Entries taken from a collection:
★ ★ ★ ★ ★ ★ ★
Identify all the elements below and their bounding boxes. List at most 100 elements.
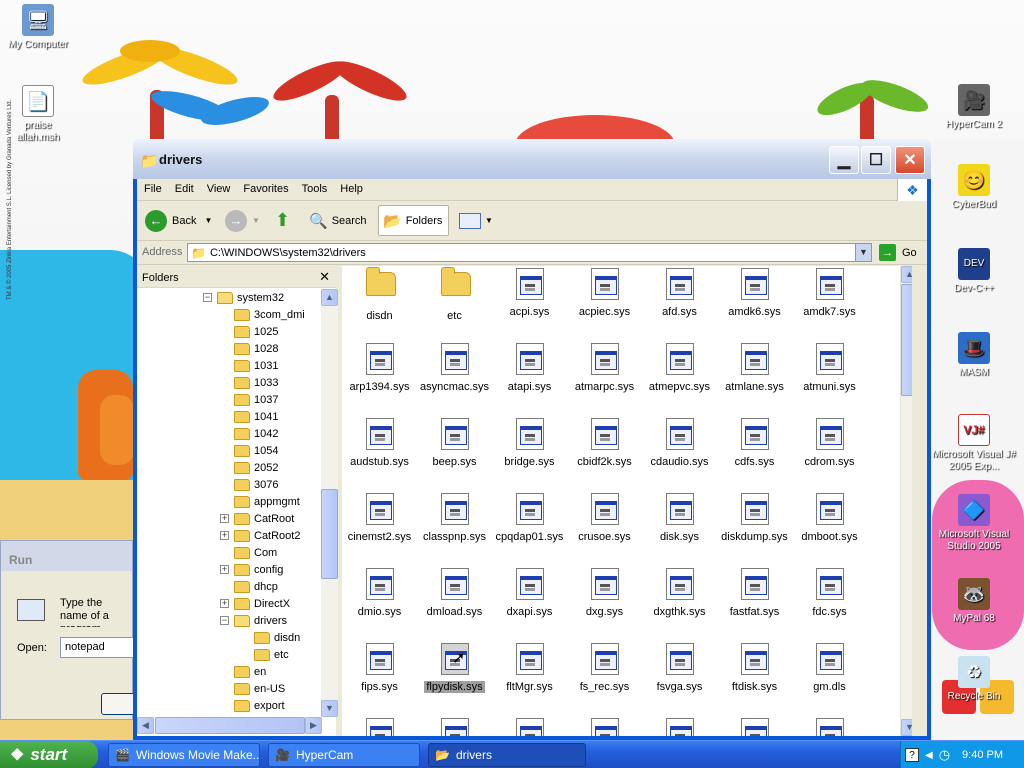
tree-item-catroot[interactable]: + CatRoot	[220, 510, 294, 527]
scroll-up-icon[interactable]: ▲	[901, 266, 912, 283]
file-item[interactable]: fs_rec.sys	[567, 643, 642, 693]
menu-help[interactable]: Help	[333, 179, 369, 195]
scroll-right-icon[interactable]: ▶	[305, 717, 322, 734]
desktop-icon-devcpp[interactable]: DEV Dev-C++	[938, 248, 1010, 295]
tree-item-en-us[interactable]: en-US	[234, 680, 285, 697]
desktop-icon-hypercam[interactable]: 🎥 HyperCam 2	[938, 84, 1010, 131]
file-item[interactable]: atmuni.sys	[792, 343, 867, 393]
file-item[interactable]: ftdisk.sys	[717, 643, 792, 693]
tree-item-2052[interactable]: 2052	[234, 459, 278, 476]
help-icon[interactable]: ?	[905, 748, 919, 762]
tree-item-config[interactable]: + config	[220, 561, 283, 578]
volume-icon[interactable]: ◷	[939, 747, 950, 763]
desktop-icon-masm[interactable]: 🎩 MASM	[938, 332, 1010, 379]
menu-favorites[interactable]: Favorites	[236, 179, 294, 195]
file-item[interactable]: beep.sys	[417, 418, 492, 468]
file-item[interactable]: dxapi.sys	[492, 568, 567, 618]
file-item[interactable]: amdk6.sys	[717, 268, 792, 318]
file-item[interactable]	[567, 718, 642, 736]
task-hypercam[interactable]: 🎥 HyperCam	[268, 743, 420, 767]
file-item[interactable]: atapi.sys	[492, 343, 567, 393]
file-view-scrollbar[interactable]: ▲ ▼	[900, 266, 912, 736]
task-windows-movie-maker[interactable]: 🎬 Windows Movie Make...	[108, 743, 260, 767]
folder-item[interactable]: etc	[417, 267, 492, 322]
file-item[interactable]: dxgthk.sys	[642, 568, 717, 618]
folders-button[interactable]: 📂 Folders	[378, 205, 450, 236]
file-item[interactable]: bridge.sys	[492, 418, 567, 468]
menu-file[interactable]: File	[137, 179, 168, 195]
back-button[interactable]: ← Back ▼	[145, 205, 212, 236]
file-item[interactable]: atmepvc.sys	[642, 343, 717, 393]
scroll-left-icon[interactable]: ◀	[137, 717, 154, 734]
file-item[interactable]	[492, 718, 567, 736]
file-item[interactable]: amdk7.sys	[792, 268, 867, 318]
menu-edit[interactable]: Edit	[168, 179, 200, 195]
address-input[interactable]: 📁 C:\WINDOWS\system32\drivers ▼	[187, 243, 872, 262]
tree-item-disdn[interactable]: disdn	[254, 629, 300, 646]
file-item[interactable]: cdfs.sys	[717, 418, 792, 468]
scroll-down-icon[interactable]: ▼	[321, 700, 338, 717]
scroll-up-icon[interactable]: ▲	[321, 289, 338, 306]
tree-item-1041[interactable]: 1041	[234, 408, 278, 425]
maximize-button[interactable]: ☐	[861, 146, 891, 174]
go-button[interactable]: → Go	[879, 244, 917, 261]
file-item[interactable]: cdaudio.sys	[642, 418, 717, 468]
scroll-thumb[interactable]	[155, 717, 305, 734]
up-button[interactable]: ⬆	[275, 205, 290, 236]
file-item[interactable]: acpiec.sys	[567, 268, 642, 318]
expand-icon[interactable]: +	[220, 565, 229, 574]
expand-icon[interactable]: +	[220, 531, 229, 540]
file-item[interactable]: atmlane.sys	[717, 343, 792, 393]
scroll-down-icon[interactable]: ▼	[901, 719, 912, 736]
close-button[interactable]: ✕	[895, 146, 925, 174]
folders-hscrollbar[interactable]: ◀ ▶	[137, 717, 322, 734]
file-item[interactable]: cpqdap01.sys	[492, 493, 567, 543]
file-item[interactable]: diskdump.sys	[717, 493, 792, 543]
tree-item-en[interactable]: en	[234, 663, 266, 680]
file-item[interactable]: dmio.sys	[342, 568, 417, 618]
folder-item[interactable]: disdn	[342, 267, 417, 322]
file-item[interactable]: acpi.sys	[492, 268, 567, 318]
desktop-icon-cyberbud[interactable]: 😊 CyberBud	[938, 164, 1010, 211]
expand-icon[interactable]: +	[220, 514, 229, 523]
file-item[interactable]: disk.sys	[642, 493, 717, 543]
desktop-icon-mypal[interactable]: 🦝 MyPal 68	[938, 578, 1010, 625]
file-item[interactable]: cdrom.sys	[792, 418, 867, 468]
file-item[interactable]	[417, 718, 492, 736]
search-button[interactable]: 🔍 Search	[309, 205, 367, 236]
tree-item-1025[interactable]: 1025	[234, 323, 278, 340]
start-button[interactable]: ❖ start	[0, 741, 98, 768]
run-open-input[interactable]: notepad	[60, 637, 134, 658]
tree-item-1028[interactable]: 1028	[234, 340, 278, 357]
tree-item-1033[interactable]: 1033	[234, 374, 278, 391]
title-bar[interactable]: 📁 drivers ▁ ☐ ✕	[133, 139, 931, 179]
file-item[interactable]: fsvga.sys	[642, 643, 717, 693]
desktop-icon-my-computer[interactable]: 🖥 My Computer	[2, 4, 74, 51]
file-item[interactable]: fdc.sys	[792, 568, 867, 618]
forward-button[interactable]: → ▼	[225, 205, 260, 236]
desktop-icon-praise-allah[interactable]: 📄 praise allah.msh	[2, 85, 74, 144]
task-drivers[interactable]: 📂 drivers	[428, 743, 586, 767]
tree-item-com[interactable]: Com	[234, 544, 277, 561]
desktop-icon-visual-studio[interactable]: 🔷 Microsoft Visual Studio 2005	[932, 494, 1016, 553]
file-item[interactable]: cinemst2.sys	[342, 493, 417, 543]
tree-item-1031[interactable]: 1031	[234, 357, 278, 374]
file-item[interactable]: dmboot.sys	[792, 493, 867, 543]
file-item[interactable]: fltMgr.sys	[492, 643, 567, 693]
minimize-button[interactable]: ▁	[829, 146, 859, 174]
file-item[interactable]	[792, 718, 867, 736]
collapse-icon[interactable]: −	[220, 616, 229, 625]
file-item[interactable]: classpnp.sys	[417, 493, 492, 543]
tree-item-export[interactable]: export	[234, 697, 285, 714]
file-item[interactable]	[342, 718, 417, 736]
file-item[interactable]: gm.dls	[792, 643, 867, 693]
file-item[interactable]: afd.sys	[642, 268, 717, 318]
file-item[interactable]	[717, 718, 792, 736]
tree-item-directx[interactable]: + DirectX	[220, 595, 290, 612]
tree-item-catroot2[interactable]: + CatRoot2	[220, 527, 300, 544]
scroll-thumb[interactable]	[901, 284, 912, 396]
collapse-icon[interactable]: −	[203, 293, 212, 302]
file-item[interactable]: dxg.sys	[567, 568, 642, 618]
tree-item-1054[interactable]: 1054	[234, 442, 278, 459]
file-item[interactable]: dmload.sys	[417, 568, 492, 618]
★ ★ ★ ★ ★ ★ ★
- **Short problem**
Return all of the material above verbatim, omitting the pictures.

- **Solved exercise**
Identify all the elements below and their bounding boxes. List at most 100 elements.
tree-item-catroot[interactable]: + CatRoot	[220, 510, 294, 527]
scroll-up-icon[interactable]: ▲	[901, 266, 912, 283]
file-item[interactable]: fs_rec.sys	[567, 643, 642, 693]
menu-help[interactable]: Help	[333, 179, 369, 195]
scroll-right-icon[interactable]: ▶	[305, 717, 322, 734]
desktop-icon-devcpp[interactable]: DEV Dev-C++	[938, 248, 1010, 295]
tree-item-en-us[interactable]: en-US	[234, 680, 285, 697]
desktop-icon-hypercam[interactable]: 🎥 HyperCam 2	[938, 84, 1010, 131]
file-item[interactable]: atmuni.sys	[792, 343, 867, 393]
file-item[interactable]: ftdisk.sys	[717, 643, 792, 693]
tree-item-2052[interactable]: 2052	[234, 459, 278, 476]
help-icon[interactable]: ?	[905, 748, 919, 762]
tree-item-config[interactable]: + config	[220, 561, 283, 578]
volume-icon[interactable]: ◷	[939, 747, 950, 763]
desktop-icon-masm[interactable]: 🎩 MASM	[938, 332, 1010, 379]
menu-favorites[interactable]: Favorites	[236, 179, 294, 195]
file-item[interactable]: beep.sys	[417, 418, 492, 468]
file-item[interactable]: dxapi.sys	[492, 568, 567, 618]
file-item[interactable]: amdk6.sys	[717, 268, 792, 318]
file-item[interactable]	[567, 718, 642, 736]
task-hypercam[interactable]: 🎥 HyperCam	[268, 743, 420, 767]
file-item[interactable]: atapi.sys	[492, 343, 567, 393]
file-view-scrollbar[interactable]: ▲ ▼	[900, 266, 912, 736]
task-windows-movie-maker[interactable]: 🎬 Windows Movie Make...	[108, 743, 260, 767]
folder-item[interactable]: etc	[417, 267, 492, 322]
file-item[interactable]: dxgthk.sys	[642, 568, 717, 618]
folders-button[interactable]: 📂 Folders	[378, 205, 450, 236]
file-item[interactable]: bridge.sys	[492, 418, 567, 468]
menu-file[interactable]: File	[137, 179, 168, 195]
back-button[interactable]: ← Back ▼	[145, 205, 212, 236]
file-item[interactable]: atmepvc.sys	[642, 343, 717, 393]
scroll-left-icon[interactable]: ◀	[137, 717, 154, 734]
file-item[interactable]	[492, 718, 567, 736]
file-item[interactable]: amdk7.sys	[792, 268, 867, 318]
menu-edit[interactable]: Edit	[168, 179, 200, 195]
address-input[interactable]: 📁 C:\WINDOWS\system32\drivers ▼	[187, 243, 872, 262]
tree-item-disdn[interactable]: disdn	[254, 629, 300, 646]
file-item[interactable]: cdfs.sys	[717, 418, 792, 468]
scroll-down-icon[interactable]: ▼	[321, 700, 338, 717]
scroll-up-icon[interactable]: ▲	[321, 289, 338, 306]
tree-item-1041[interactable]: 1041	[234, 408, 278, 425]
maximize-button[interactable]: ☐	[861, 146, 891, 174]
go-button[interactable]: → Go	[879, 244, 917, 261]
file-item[interactable]: cdaudio.sys	[642, 418, 717, 468]
scroll-thumb[interactable]	[155, 717, 305, 734]
up-button[interactable]: ⬆	[275, 205, 290, 236]
file-item[interactable]: acpiec.sys	[567, 268, 642, 318]
expand-icon[interactable]: +	[220, 565, 229, 574]
expand-icon[interactable]: +	[220, 531, 229, 540]
file-item[interactable]: atmlane.sys	[717, 343, 792, 393]
scroll-down-icon[interactable]: ▼	[901, 719, 912, 736]
close-button[interactable]: ✕	[895, 146, 925, 174]
folders-hscrollbar[interactable]: ◀ ▶	[137, 717, 322, 734]
file-item[interactable]: cpqdap01.sys	[492, 493, 567, 543]
file-item[interactable]: diskdump.sys	[717, 493, 792, 543]
tree-item-en[interactable]: en	[234, 663, 266, 680]
file-item[interactable]: dmio.sys	[342, 568, 417, 618]
folder-item[interactable]: disdn	[342, 267, 417, 322]
file-item[interactable]: acpi.sys	[492, 268, 567, 318]
desktop-icon-cyberbud[interactable]: 😊 CyberBud	[938, 164, 1010, 211]
expand-icon[interactable]: +	[220, 514, 229, 523]
file-item[interactable]: disk.sys	[642, 493, 717, 543]
desktop-icon-mypal[interactable]: 🦝 MyPal 68	[938, 578, 1010, 625]
file-item[interactable]: cdrom.sys	[792, 418, 867, 468]
file-item[interactable]	[417, 718, 492, 736]
search-button[interactable]: 🔍 Search	[309, 205, 367, 236]
tree-item-1025[interactable]: 1025	[234, 323, 278, 340]
start-button[interactable]: ❖ start	[0, 741, 98, 768]
run-open-input[interactable]: notepad	[60, 637, 134, 658]
tree-item-1028[interactable]: 1028	[234, 340, 278, 357]
tree-item-1033[interactable]: 1033	[234, 374, 278, 391]
title-bar[interactable]: 📁 drivers ▁ ☐ ✕	[133, 139, 931, 179]
file-item[interactable]: fsvga.sys	[642, 643, 717, 693]
desktop-icon-my-computer[interactable]: 🖥 My Computer	[2, 4, 74, 51]
file-item[interactable]: fdc.sys	[792, 568, 867, 618]
forward-button[interactable]: → ▼	[225, 205, 260, 236]
desktop-icon-praise-allah[interactable]: 📄 praise allah.msh	[2, 85, 74, 144]
task-drivers[interactable]: 📂 drivers	[428, 743, 586, 767]
tree-item-com[interactable]: Com	[234, 544, 277, 561]
desktop-icon-visual-studio[interactable]: 🔷 Microsoft Visual Studio 2005	[932, 494, 1016, 553]
file-item[interactable]: cinemst2.sys	[342, 493, 417, 543]
tree-item-1031[interactable]: 1031	[234, 357, 278, 374]
file-item[interactable]: dmboot.sys	[792, 493, 867, 543]
file-item[interactable]: fltMgr.sys	[492, 643, 567, 693]
minimize-button[interactable]: ▁	[829, 146, 859, 174]
file-item[interactable]	[792, 718, 867, 736]
collapse-icon[interactable]: −	[220, 616, 229, 625]
file-item[interactable]: classpnp.sys	[417, 493, 492, 543]
tree-item-export[interactable]: export	[234, 697, 285, 714]
file-item[interactable]	[342, 718, 417, 736]
file-item[interactable]: gm.dls	[792, 643, 867, 693]
file-item[interactable]: afd.sys	[642, 268, 717, 318]
file-item[interactable]	[717, 718, 792, 736]
tree-item-directx[interactable]: + DirectX	[220, 595, 290, 612]
tree-item-catroot2[interactable]: + CatRoot2	[220, 527, 300, 544]
scroll-thumb[interactable]	[901, 284, 912, 396]
collapse-icon[interactable]: −	[203, 293, 212, 302]
file-item[interactable]: dxg.sys	[567, 568, 642, 618]
tree-item-1054[interactable]: 1054	[234, 442, 278, 459]
file-item[interactable]: dmload.sys	[417, 568, 492, 618]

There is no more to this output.